_Exercise_. In full and without deviation, write out the entries that follow.

_Data to use_.
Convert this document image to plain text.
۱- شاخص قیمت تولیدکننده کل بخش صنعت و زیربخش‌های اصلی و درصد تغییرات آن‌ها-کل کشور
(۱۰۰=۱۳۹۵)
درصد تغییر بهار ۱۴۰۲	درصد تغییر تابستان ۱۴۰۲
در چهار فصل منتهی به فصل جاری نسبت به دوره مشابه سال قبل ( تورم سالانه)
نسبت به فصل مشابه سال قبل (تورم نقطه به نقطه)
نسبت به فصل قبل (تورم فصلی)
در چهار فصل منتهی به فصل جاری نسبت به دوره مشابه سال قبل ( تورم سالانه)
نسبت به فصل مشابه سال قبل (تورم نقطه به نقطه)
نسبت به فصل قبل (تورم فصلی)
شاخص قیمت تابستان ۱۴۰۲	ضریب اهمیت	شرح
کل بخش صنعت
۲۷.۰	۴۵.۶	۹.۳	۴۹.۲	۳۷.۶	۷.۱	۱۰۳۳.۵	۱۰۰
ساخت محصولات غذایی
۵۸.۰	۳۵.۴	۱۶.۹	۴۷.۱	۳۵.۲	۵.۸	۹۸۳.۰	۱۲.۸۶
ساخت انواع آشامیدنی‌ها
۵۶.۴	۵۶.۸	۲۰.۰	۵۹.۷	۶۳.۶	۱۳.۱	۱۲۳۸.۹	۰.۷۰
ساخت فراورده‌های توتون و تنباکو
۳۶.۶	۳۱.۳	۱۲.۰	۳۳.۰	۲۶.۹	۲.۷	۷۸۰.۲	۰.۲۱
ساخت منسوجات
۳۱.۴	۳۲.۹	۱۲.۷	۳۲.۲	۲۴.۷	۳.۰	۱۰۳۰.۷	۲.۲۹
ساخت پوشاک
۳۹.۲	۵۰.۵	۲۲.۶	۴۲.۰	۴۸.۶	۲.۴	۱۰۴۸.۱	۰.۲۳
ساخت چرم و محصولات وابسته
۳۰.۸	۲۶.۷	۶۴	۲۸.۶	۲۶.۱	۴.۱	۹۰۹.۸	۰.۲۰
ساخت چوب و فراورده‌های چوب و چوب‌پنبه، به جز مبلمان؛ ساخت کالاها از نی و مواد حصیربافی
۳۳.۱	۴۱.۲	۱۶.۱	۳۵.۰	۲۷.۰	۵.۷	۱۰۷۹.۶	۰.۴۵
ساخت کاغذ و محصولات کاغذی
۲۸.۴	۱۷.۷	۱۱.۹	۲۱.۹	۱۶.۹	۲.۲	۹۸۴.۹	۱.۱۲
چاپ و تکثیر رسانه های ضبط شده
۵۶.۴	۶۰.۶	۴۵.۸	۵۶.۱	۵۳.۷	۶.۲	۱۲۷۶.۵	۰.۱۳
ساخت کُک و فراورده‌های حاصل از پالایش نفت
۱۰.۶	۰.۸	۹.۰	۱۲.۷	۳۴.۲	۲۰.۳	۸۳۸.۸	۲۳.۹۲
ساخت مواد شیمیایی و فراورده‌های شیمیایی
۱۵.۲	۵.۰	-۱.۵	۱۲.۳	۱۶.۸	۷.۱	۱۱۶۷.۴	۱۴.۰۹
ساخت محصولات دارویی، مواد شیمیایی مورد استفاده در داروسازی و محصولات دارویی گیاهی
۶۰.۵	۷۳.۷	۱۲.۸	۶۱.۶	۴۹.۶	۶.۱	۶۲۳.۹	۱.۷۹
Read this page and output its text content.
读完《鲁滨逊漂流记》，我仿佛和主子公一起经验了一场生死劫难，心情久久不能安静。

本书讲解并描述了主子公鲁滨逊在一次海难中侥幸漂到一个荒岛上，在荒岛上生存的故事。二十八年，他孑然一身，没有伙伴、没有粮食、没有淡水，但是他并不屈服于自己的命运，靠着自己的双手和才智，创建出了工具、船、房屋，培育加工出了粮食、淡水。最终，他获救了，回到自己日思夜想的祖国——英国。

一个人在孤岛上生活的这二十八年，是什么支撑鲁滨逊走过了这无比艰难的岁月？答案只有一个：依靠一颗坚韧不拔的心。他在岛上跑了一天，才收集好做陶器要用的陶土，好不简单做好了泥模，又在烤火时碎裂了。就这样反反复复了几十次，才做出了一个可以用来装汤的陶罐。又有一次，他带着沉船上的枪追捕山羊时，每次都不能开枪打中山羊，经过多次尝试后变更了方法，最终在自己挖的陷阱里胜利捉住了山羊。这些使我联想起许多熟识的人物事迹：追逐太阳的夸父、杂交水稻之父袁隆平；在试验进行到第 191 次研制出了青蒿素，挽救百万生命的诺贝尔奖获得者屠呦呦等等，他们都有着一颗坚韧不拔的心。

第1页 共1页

_Exercise result_.
Convert this document image to plain text.
۱- شاخص قیمت تولیدکننده کل بخش صنعت و زیربخش‌های اصلی و درصد تغییرات آن‌ها-کل کشور
(۱۰۰=۱۳۹۵)
درصد تغییر بهار ۱۴۰۲	درصد تغییر تابستان ۱۴۰۲
در چهار فصل منتهی به فصل جاری نسبت به دوره مشابه سال قبل ( تورم سالانه)
نسبت به فصل مشابه سال قبل (تورم نقطه به نقطه)
نسبت به فصل قبل (تورم فصلی)
در چهار فصل منتهی به فصل جاری نسبت به دوره مشابه سال قبل ( تورم سالانه)
نسبت به فصل مشابه سال قبل (تورم نقطه به نقطه)
نسبت به فصل قبل (تورم فصلی)
شاخص قیمت تابستان ۱۴۰۲	ضریب اهمیت	شرح
کل بخش صنعت
۲۷.۰	۴۵.۶	۹.۳	۴۹.۲	۳۷.۶	۷.۱	۱۰۳۳.۵	۱۰۰
ساخت محصولات غذایی
۵۸.۰	۳۵.۴	۱۶.۹	۴۷.۱	۳۵.۲	۵.۸	۹۸۳.۰	۱۲.۸۶
ساخت انواع آشامیدنی‌ها
۵۶.۴	۵۶.۸	۲۰.۰	۵۹.۷	۶۳.۶	۱۳.۱	۱۲۳۸.۹	۰.۷۰
ساخت فراورده‌های توتون و تنباکو
۳۶.۶	۳۱.۳	۱۲.۰	۳۳.۰	۲۶.۹	۲.۷	۷۸۰.۲	۰.۲۱
ساخت منسوجات
۳۱.۴	۳۲.۹	۱۲.۷	۳۲.۲	۲۴.۷	۳.۰	۱۰۳۰.۷	۲.۲۹
ساخت پوشاک
۳۹.۲	۵۰.۵	۲۲.۶	۴۲.۰	۴۸.۶	۲.۴	۱۰۴۸.۱	۰.۲۳
ساخت چرم و محصولات وابسته
۳۰.۸	۲۶.۷	۶۴	۲۸.۶	۲۶.۱	۴.۱	۹۰۹.۸	۰.۲۰
ساخت چوب و فراورده‌های چوب و چوب‌پنبه، به جز مبلمان؛ ساخت کالاها از نی و مواد حصیربافی
۳۳.۱	۴۱.۲	۱۶.۱	۳۵.۰	۲۷.۰	۵.۷	۱۰۷۹.۶	۰.۴۵
ساخت کاغذ و محصولات کاغذی
۲۸.۴	۱۷.۷	۱۱.۹	۲۱.۹	۱۶.۹	۲.۲	۹۸۴.۹	۱.۱۲
چاپ و تکثیر رسانه های ضبط شده
۵۶.۴	۶۰.۶	۴۵.۸	۵۶.۱	۵۳.۷	۶.۲	۱۲۷۶.۵	۰.۱۳
ساخت کُک و فراورده‌های حاصل از پالایش نفت
۱۰.۶	۰.۸	۹.۰	۱۲.۷	۳۴.۲	۲۰.۳	۸۳۸.۸	۲۳.۹۲
ساخت مواد شیمیایی و فراورده‌های شیمیایی
۱۵.۲	۵.۰	-۱.۵	۱۲.۳	۱۶.۸	۷.۱	۱۱۶۷.۴	۱۴.۰۹
ساخت محصولات دارویی، مواد شیمیایی مورد استفاده در داروسازی و محصولات دارویی گیاهی
۶۰.۵	۷۳.۷	۱۲.۸	۶۱.۶	۴۹.۶	۶.۱	۶۲۳.۹	۱.۷۹
Read this page and output its text content.
读完《鲁滨逊漂流记》，我仿佛和主子公一起经验了一场生死劫难，心情久久不能安静。

本书讲解并描述了主子公鲁滨逊在一次海难中侥幸漂到一个荒岛上，在荒岛上生存的故事。二十八年，他孑然一身，没有伙伴、没有粮食、没有淡水，但是他并不屈服于自己的命运，靠着自己的双手和才智，创建出了工具、船、房屋，培育加工出了粮食、淡水。最终，他获救了，回到自己日思夜想的祖国——英国。

一个人在孤岛上生活的这二十八年，是什么支撑鲁滨逊走过了这无比艰难的岁月？答案只有一个：依靠一颗坚韧不拔的心。他在岛上跑了一天，才收集好做陶器要用的陶土，好不简单做好了泥模，又在烤火时碎裂了。就这样反反复复了几十次，才做出了一个可以用来装汤的陶罐。又有一次，他带着沉船上的枪追捕山羊时，每次都不能开枪打中山羊，经过多次尝试后变更了方法，最终在自己挖的陷阱里胜利捉住了山羊。这些使我联想起许多熟识的人物事迹：追逐太阳的夸父、杂交水稻之父袁隆平；在试验进行到第 191 次研制出了青蒿素，挽救百万生命的诺贝尔奖获得者屠呦呦等等，他们都有着一颗坚韧不拔的心。

第1页 共1页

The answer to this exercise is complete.